» **AIM OF THE EXERCISE**:
Find every line containing the word "Acct" in the records below; report only how many there are.

+++

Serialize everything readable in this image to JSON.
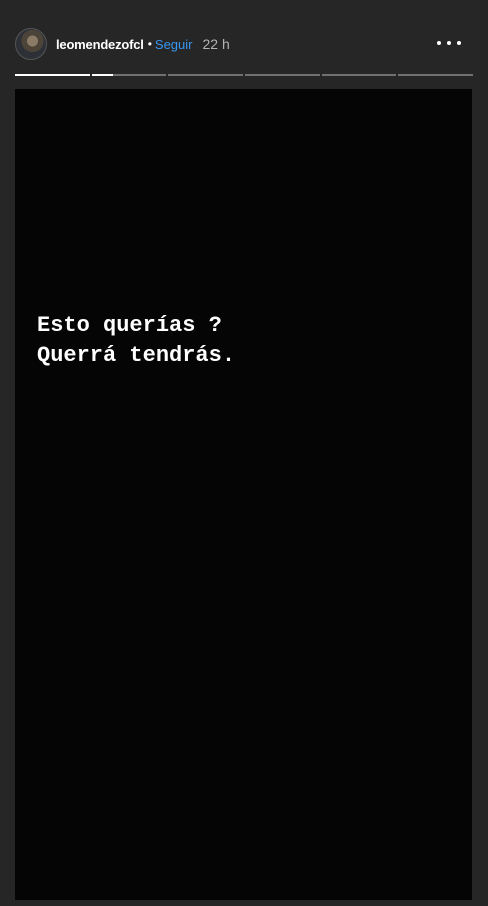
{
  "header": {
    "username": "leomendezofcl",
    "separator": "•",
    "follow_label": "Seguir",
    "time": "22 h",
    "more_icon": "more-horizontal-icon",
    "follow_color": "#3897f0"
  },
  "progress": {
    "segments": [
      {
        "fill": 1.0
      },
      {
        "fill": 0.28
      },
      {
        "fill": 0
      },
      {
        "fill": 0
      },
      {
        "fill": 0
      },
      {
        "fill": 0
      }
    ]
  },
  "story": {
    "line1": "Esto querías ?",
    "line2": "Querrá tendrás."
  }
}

+++

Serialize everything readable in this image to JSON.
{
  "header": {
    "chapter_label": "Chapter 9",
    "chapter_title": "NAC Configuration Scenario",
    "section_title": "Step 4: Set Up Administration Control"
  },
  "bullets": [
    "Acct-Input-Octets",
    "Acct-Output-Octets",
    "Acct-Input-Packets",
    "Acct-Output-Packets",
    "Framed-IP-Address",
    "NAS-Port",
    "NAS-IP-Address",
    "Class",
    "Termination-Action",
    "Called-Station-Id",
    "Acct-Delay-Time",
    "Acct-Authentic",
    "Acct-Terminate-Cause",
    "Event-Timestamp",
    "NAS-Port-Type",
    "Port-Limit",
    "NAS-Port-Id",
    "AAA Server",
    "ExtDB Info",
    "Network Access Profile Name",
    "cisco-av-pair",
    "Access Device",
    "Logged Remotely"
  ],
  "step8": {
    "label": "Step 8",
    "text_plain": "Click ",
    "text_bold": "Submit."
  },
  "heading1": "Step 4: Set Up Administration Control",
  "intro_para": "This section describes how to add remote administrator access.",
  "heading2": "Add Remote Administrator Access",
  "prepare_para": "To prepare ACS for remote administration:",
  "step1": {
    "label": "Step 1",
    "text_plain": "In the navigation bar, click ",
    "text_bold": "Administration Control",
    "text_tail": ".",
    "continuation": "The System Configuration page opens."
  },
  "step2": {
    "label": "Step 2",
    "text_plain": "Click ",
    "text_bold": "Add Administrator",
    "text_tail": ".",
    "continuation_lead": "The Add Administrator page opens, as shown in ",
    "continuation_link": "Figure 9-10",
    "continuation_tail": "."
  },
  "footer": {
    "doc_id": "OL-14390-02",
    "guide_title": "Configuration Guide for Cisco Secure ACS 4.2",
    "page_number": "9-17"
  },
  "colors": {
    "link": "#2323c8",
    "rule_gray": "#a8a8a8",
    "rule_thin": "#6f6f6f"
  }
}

+++

» **WORKED ANSWER**:
7